- [TEXTO PROPORCIONADO]:
════════════════════
Nacido en Horqueta, Concepción, el 13 de diciembre de 1958 (en pocos días cumpliría 62 años de edad), Lucio fue reclutado por la Corriente Patria Libre (CPL), a principios de los 90, en el mismo grupo en que militaban los hermanos Villalba (Carmen, José y Rosa, luego sus hermanos menores, Osvaldo y Liliana). Alguna condición especial hizo que lo invitasen a ser parte del proyecto paralelo de un brazo armado guerrillero clandestino, liderado por Alcides Oviedo Brítez y Carmen Villalba.

Silva estuvo en el grupo original que en 1997 intentó robar la sede del Banco Nacional de Fomento, en Choré, San Pedro. Alquilaron una casa vecina, desde donde cavaron un túnel de 80 metros de largo, a punto de alcanzar la bóveda, cuando fueron descubiertos por la policía. Seis personas fueron atrapadas: Alcides Oviedo, Carmen Villalba, Gilberto Setrini, Pedro Maciel Cardozo, Gustavo Lezcano y Lucio Silva. Condenados a dos años de cárcel, pasaron a ser conocidos como la Banda de Choré.

Se los involucró en el secuestro de María Edith, pero se pudo demostrar que Maciel Cardozo se había apartado del grupo. En Cororo’i, mucha gente atestiguó que Lezcano y Silva no tuvieron participación. Mientras los demás entrenaban con asesoramiento de las FARC en 2005 y empezaban la larga marcha de secuestros, ataques, asesinatos y otros actos delictivos, para presentarse como EPP, en marzo del 2008; de Lucio Silva se supo poco.
════════════════════
- [EXTRACTOS DE DATOS]:
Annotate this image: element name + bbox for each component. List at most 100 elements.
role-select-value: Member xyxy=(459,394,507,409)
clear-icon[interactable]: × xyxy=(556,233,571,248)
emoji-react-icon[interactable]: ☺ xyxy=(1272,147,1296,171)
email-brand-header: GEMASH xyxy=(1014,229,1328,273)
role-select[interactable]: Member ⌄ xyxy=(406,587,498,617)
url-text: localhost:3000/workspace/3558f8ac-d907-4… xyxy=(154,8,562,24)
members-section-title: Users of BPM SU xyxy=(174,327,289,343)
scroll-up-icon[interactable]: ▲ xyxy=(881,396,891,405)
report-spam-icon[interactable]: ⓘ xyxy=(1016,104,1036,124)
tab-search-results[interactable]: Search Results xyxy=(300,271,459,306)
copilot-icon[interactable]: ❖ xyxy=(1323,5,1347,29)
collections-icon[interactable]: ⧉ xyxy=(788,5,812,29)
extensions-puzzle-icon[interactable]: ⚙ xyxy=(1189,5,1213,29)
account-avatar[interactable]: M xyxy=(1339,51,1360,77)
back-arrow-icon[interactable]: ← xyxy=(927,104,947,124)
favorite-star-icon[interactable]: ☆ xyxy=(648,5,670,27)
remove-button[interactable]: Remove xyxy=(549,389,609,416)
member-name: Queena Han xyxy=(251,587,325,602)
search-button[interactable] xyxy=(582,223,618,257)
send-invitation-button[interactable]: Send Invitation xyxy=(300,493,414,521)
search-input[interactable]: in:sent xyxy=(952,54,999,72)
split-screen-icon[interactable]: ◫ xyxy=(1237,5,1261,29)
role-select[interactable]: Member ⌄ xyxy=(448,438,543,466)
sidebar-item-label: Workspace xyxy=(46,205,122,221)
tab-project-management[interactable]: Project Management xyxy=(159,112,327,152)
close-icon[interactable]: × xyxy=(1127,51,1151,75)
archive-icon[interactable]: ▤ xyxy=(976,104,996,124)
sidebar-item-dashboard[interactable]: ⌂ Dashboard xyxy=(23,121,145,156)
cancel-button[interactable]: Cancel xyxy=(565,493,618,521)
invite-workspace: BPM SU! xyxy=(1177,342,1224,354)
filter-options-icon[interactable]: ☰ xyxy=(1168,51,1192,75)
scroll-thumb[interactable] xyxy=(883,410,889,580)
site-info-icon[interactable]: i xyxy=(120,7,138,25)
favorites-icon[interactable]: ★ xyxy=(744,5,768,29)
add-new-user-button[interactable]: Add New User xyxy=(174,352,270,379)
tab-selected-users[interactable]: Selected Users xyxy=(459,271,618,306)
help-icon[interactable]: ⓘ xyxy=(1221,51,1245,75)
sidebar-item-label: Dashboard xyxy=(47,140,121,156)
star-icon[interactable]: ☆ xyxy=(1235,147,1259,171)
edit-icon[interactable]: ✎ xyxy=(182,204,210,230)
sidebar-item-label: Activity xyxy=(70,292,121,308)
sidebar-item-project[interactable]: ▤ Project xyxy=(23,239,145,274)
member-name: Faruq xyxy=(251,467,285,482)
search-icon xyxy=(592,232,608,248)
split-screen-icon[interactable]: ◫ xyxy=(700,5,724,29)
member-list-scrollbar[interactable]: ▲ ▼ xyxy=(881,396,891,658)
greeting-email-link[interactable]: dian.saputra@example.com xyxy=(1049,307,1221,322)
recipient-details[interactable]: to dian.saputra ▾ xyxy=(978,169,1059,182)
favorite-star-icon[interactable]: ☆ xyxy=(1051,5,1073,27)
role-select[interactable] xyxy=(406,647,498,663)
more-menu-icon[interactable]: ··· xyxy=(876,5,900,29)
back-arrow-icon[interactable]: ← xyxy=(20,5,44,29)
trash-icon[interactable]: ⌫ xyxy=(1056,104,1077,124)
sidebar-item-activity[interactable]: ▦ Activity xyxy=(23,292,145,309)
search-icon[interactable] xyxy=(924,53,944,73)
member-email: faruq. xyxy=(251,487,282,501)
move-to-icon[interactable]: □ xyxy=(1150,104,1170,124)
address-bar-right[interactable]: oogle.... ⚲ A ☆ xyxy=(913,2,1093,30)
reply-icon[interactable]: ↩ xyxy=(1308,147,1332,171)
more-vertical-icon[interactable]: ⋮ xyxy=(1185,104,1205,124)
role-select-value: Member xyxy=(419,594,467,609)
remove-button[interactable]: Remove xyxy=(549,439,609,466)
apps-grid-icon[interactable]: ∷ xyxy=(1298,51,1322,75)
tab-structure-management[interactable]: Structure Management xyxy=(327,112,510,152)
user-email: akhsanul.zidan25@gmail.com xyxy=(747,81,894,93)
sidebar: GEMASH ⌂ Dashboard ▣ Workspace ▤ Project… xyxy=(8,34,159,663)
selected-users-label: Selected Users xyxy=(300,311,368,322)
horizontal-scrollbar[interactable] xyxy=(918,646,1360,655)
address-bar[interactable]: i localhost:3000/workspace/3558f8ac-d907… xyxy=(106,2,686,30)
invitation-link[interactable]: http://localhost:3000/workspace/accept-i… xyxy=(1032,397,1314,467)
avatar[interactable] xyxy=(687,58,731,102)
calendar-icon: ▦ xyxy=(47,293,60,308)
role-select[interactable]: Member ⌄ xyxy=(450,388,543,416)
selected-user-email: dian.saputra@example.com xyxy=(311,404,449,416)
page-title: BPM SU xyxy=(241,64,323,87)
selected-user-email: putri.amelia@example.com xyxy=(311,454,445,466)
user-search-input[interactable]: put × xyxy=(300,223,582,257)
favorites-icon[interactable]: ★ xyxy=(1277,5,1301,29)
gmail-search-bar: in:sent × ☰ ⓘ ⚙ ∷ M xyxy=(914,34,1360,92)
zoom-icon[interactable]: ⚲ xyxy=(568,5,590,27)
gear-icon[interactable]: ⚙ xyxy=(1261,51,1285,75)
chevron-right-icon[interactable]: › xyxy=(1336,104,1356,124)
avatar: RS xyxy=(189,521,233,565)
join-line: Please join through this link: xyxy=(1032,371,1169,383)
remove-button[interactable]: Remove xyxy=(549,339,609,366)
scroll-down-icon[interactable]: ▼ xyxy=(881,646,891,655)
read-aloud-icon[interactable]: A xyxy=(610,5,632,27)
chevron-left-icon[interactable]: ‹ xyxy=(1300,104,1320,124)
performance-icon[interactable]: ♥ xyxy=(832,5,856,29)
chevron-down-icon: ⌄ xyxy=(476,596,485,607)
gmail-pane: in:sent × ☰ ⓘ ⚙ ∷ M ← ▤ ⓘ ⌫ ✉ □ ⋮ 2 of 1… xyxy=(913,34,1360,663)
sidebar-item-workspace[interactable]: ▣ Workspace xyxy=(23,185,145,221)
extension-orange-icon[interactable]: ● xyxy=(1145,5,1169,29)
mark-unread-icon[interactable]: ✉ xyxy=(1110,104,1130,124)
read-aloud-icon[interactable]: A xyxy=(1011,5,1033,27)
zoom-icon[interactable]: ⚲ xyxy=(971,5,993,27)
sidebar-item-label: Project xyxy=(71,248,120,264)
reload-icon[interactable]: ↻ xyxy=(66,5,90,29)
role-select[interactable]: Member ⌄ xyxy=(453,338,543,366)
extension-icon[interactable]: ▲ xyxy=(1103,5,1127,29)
════════════════════
- [TAREAS POR REALIZAR]:
• A. Indica si cada afirmación concuerda con el texto sobre Lucio Silva, respondiendo sí o no y citando literalmente las palabras del texto que lo deciden: (i) Lucio Silva nació en Horqueta, Concepción. (ii) El túnel cavado en Choré medía 100 metros de largo. (iii) Los detenidos fueron condenados a dos años de cárcel.
• B. Según el texto sobre Lucio Silva, ¿qué sede intentó robar en 1997 el grupo original del que formaba parte Silva?

- [SOLUCIONES POR TAREA]:
• A.
(i) Sí: "Nacido en Horqueta, Concepción, el 13 de diciembre de 1958".
(ii) No: "cavaron un túnel de 80 metros de largo".
(iii) Sí: "Condenados a dos años de cárcel, pasaron a ser conocidos como la Banda de Choré".

• B. La sede del Banco Nacional de Fomento, en Choré, San Pedro.